───── Data shown

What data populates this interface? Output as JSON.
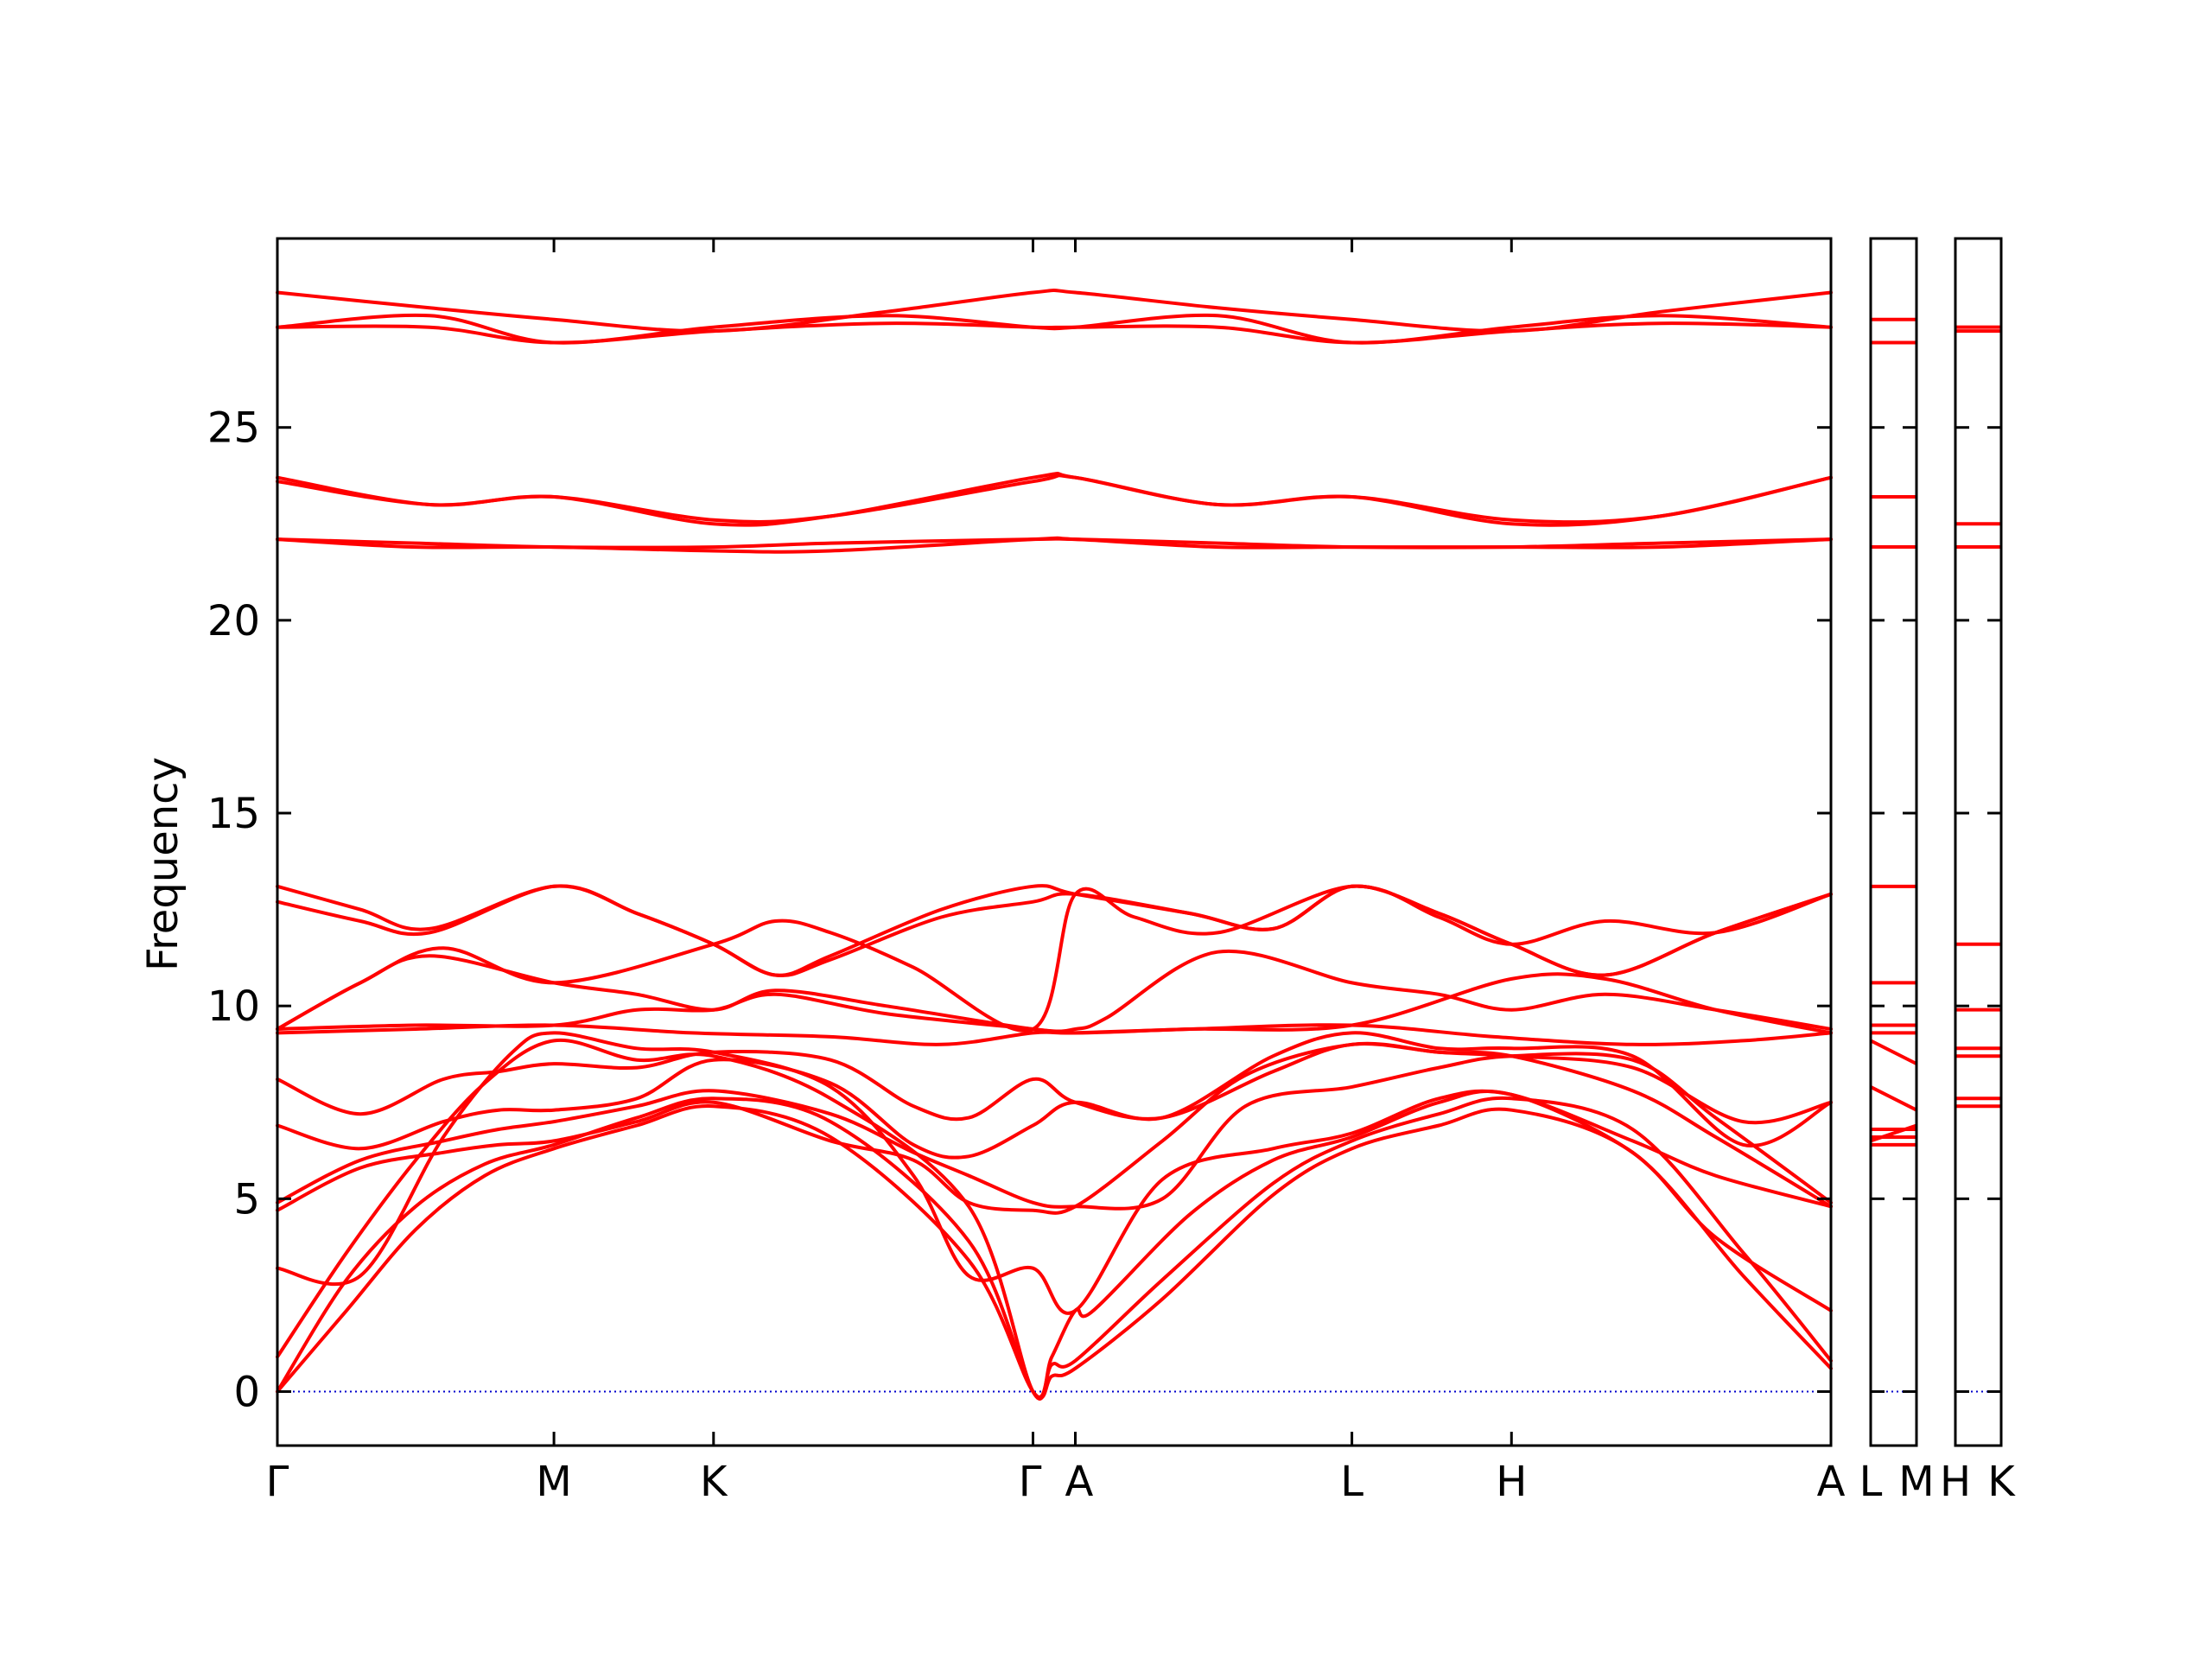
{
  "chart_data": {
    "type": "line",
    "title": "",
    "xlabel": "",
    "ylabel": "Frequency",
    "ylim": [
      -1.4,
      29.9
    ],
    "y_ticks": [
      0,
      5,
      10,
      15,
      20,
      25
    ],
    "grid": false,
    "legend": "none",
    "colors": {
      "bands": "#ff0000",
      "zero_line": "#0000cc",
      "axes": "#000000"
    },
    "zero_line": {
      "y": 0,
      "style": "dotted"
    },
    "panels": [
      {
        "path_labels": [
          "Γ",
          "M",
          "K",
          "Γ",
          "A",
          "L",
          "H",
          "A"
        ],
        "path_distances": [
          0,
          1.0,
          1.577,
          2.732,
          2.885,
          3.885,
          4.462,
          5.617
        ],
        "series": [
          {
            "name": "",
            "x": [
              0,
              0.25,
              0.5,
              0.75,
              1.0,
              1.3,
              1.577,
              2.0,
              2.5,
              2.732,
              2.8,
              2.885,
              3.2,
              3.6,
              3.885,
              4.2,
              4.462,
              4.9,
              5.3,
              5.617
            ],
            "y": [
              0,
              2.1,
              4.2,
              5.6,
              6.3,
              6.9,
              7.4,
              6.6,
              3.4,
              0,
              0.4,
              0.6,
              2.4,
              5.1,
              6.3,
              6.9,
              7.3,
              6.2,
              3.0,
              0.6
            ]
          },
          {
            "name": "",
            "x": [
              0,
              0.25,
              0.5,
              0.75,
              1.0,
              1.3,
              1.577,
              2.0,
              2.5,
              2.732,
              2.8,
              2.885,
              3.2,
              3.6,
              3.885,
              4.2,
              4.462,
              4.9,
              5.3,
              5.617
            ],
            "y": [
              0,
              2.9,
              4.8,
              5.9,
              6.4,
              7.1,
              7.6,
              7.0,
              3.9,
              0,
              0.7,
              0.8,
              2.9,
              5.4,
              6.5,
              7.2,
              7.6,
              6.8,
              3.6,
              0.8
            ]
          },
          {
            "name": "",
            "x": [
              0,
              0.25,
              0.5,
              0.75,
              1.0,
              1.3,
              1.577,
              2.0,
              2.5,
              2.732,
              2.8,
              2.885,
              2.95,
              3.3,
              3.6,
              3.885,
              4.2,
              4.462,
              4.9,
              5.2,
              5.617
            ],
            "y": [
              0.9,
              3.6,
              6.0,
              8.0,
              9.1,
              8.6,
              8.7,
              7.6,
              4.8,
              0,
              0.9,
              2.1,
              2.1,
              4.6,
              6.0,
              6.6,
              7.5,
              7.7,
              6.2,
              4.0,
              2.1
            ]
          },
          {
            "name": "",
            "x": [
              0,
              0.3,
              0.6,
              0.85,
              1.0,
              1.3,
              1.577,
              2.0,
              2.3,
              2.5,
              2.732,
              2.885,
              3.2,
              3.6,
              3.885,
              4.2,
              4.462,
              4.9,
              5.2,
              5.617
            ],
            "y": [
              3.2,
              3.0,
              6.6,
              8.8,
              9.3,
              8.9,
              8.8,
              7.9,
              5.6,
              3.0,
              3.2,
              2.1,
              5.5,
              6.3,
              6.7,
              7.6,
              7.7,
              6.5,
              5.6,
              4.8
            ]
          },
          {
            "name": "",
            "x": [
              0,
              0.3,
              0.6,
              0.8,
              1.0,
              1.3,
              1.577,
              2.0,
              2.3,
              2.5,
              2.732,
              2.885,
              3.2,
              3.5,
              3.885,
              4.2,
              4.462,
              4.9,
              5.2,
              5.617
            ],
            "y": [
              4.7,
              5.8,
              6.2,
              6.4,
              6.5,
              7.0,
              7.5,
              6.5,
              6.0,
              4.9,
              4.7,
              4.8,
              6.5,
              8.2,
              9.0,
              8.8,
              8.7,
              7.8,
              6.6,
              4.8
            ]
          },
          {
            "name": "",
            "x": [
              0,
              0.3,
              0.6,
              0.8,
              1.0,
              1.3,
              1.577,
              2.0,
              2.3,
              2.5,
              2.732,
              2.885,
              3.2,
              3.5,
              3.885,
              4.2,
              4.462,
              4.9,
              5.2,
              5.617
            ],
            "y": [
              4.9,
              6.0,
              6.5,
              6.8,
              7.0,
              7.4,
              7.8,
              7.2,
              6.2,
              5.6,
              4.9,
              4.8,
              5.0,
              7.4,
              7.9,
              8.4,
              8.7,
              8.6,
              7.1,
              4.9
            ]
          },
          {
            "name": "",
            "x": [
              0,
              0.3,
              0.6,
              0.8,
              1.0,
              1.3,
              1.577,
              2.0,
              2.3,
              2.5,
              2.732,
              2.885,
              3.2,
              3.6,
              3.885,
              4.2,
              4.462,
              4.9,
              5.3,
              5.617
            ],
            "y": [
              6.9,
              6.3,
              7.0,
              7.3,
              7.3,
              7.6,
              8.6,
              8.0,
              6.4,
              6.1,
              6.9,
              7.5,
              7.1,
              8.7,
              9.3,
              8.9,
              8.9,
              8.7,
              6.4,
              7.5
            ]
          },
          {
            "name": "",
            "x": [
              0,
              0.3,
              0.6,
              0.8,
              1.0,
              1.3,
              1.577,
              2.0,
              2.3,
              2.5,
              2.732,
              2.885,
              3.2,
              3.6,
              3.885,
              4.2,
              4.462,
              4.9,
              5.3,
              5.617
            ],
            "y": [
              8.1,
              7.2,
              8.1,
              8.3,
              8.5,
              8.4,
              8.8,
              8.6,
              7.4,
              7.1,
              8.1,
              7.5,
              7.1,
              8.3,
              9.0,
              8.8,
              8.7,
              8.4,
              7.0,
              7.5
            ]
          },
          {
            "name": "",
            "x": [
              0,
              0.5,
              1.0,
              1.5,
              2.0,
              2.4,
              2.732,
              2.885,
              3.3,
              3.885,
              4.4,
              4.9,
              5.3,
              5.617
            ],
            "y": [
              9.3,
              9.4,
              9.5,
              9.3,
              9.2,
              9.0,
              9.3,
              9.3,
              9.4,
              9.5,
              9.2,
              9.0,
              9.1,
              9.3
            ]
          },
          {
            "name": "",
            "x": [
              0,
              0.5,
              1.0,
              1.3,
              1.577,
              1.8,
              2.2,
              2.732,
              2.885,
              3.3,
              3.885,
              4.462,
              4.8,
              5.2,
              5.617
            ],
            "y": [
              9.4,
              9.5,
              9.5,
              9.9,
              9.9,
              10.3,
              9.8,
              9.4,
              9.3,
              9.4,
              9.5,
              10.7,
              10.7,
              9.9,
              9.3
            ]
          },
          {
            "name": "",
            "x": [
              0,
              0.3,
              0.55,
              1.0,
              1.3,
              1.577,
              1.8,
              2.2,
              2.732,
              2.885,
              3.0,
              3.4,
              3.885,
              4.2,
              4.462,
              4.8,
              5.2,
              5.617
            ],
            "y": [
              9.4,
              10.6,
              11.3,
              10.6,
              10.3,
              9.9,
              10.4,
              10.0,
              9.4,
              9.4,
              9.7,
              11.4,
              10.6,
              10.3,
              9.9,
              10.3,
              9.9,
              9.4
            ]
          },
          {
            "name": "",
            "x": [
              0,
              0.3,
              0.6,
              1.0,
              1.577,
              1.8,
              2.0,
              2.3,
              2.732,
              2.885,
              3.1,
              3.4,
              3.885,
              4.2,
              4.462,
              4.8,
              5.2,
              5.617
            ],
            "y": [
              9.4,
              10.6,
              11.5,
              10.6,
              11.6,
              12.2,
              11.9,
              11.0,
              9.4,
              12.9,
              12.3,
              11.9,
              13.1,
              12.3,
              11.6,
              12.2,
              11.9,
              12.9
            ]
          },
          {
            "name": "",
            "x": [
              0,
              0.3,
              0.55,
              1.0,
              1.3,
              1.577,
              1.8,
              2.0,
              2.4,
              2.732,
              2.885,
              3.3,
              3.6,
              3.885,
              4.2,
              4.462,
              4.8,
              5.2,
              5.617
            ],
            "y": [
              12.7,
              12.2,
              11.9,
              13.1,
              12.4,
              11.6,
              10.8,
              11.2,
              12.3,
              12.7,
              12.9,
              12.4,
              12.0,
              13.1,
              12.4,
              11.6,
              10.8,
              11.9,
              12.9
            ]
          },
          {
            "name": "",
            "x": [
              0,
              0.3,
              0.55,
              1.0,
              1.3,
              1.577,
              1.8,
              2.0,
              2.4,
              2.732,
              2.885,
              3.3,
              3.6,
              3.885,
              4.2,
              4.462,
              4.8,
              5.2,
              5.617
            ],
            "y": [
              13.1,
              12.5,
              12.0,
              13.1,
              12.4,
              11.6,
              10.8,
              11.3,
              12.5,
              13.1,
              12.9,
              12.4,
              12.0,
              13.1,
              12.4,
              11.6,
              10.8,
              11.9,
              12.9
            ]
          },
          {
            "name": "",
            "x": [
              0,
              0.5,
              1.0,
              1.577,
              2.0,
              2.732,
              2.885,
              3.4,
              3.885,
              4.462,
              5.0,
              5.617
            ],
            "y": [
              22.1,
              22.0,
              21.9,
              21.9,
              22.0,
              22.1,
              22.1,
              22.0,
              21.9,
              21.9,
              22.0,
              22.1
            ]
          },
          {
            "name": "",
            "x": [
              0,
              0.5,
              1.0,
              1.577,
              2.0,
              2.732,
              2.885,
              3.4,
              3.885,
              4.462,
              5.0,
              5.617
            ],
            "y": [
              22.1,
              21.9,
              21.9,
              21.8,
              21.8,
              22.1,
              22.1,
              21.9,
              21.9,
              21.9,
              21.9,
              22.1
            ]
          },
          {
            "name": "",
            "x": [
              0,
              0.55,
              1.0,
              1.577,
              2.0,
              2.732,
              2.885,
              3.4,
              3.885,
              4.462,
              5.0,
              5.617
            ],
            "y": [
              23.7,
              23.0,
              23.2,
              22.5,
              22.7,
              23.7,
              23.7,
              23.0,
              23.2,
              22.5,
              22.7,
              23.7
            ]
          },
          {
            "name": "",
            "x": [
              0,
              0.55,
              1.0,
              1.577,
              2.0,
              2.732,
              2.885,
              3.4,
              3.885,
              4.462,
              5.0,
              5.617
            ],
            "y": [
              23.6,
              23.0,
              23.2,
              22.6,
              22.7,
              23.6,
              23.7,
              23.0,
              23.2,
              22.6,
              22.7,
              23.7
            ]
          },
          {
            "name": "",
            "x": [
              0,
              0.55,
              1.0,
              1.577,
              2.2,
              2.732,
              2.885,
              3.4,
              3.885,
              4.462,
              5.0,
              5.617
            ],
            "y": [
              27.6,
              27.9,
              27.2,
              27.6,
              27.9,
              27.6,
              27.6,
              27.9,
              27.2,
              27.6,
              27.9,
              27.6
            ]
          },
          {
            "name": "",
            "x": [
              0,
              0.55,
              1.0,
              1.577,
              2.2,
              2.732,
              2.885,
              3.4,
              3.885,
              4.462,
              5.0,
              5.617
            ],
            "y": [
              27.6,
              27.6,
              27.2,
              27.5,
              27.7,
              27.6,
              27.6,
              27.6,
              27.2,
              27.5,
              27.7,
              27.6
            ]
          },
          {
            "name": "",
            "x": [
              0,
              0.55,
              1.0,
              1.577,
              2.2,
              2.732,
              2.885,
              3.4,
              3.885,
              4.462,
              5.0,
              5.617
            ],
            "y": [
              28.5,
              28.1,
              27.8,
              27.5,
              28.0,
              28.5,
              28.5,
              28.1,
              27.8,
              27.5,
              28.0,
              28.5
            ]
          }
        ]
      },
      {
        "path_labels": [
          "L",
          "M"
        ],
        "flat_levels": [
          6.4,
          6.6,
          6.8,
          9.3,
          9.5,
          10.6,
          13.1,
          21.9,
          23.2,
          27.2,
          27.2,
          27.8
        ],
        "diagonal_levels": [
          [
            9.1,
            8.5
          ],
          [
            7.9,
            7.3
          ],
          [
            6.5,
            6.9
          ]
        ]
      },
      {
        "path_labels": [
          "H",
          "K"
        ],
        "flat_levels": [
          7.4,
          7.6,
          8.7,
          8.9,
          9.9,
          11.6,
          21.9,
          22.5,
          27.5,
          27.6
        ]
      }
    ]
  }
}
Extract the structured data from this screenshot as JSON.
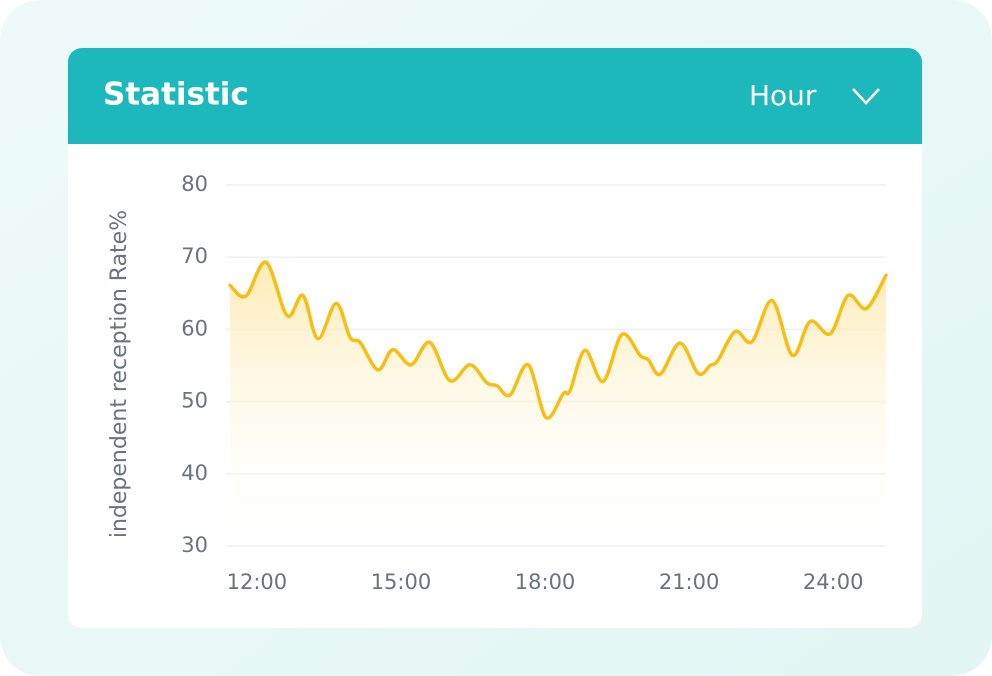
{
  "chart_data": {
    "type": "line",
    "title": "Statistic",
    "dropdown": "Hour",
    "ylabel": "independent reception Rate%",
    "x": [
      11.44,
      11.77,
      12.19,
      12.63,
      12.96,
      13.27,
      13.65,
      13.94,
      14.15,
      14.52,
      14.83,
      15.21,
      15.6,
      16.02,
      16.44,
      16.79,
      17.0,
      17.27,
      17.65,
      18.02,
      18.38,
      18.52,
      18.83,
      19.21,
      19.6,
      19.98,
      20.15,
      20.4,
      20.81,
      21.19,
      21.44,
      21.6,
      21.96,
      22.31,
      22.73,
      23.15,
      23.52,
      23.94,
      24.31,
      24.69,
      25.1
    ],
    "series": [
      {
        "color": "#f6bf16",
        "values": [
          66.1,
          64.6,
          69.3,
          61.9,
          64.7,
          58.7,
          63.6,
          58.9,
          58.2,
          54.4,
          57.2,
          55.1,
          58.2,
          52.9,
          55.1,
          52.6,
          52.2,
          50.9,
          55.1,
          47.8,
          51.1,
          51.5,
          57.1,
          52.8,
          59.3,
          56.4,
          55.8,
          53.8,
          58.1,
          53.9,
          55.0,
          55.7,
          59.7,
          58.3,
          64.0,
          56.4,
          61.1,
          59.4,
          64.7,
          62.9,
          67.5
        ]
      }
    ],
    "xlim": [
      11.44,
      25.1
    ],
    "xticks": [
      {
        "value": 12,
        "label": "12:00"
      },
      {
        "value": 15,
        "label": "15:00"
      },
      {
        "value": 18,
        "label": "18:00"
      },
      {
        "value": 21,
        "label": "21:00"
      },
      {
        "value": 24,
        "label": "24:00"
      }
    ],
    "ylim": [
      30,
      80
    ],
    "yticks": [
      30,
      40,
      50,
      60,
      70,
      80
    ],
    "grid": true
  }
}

──────────

> **Directive**: Keep only those lines of the records that hold "this", and return them.

> **Full solution**:
What data populates this interface? Output as JSON.
Extract the structured data from this screenshot as JSON.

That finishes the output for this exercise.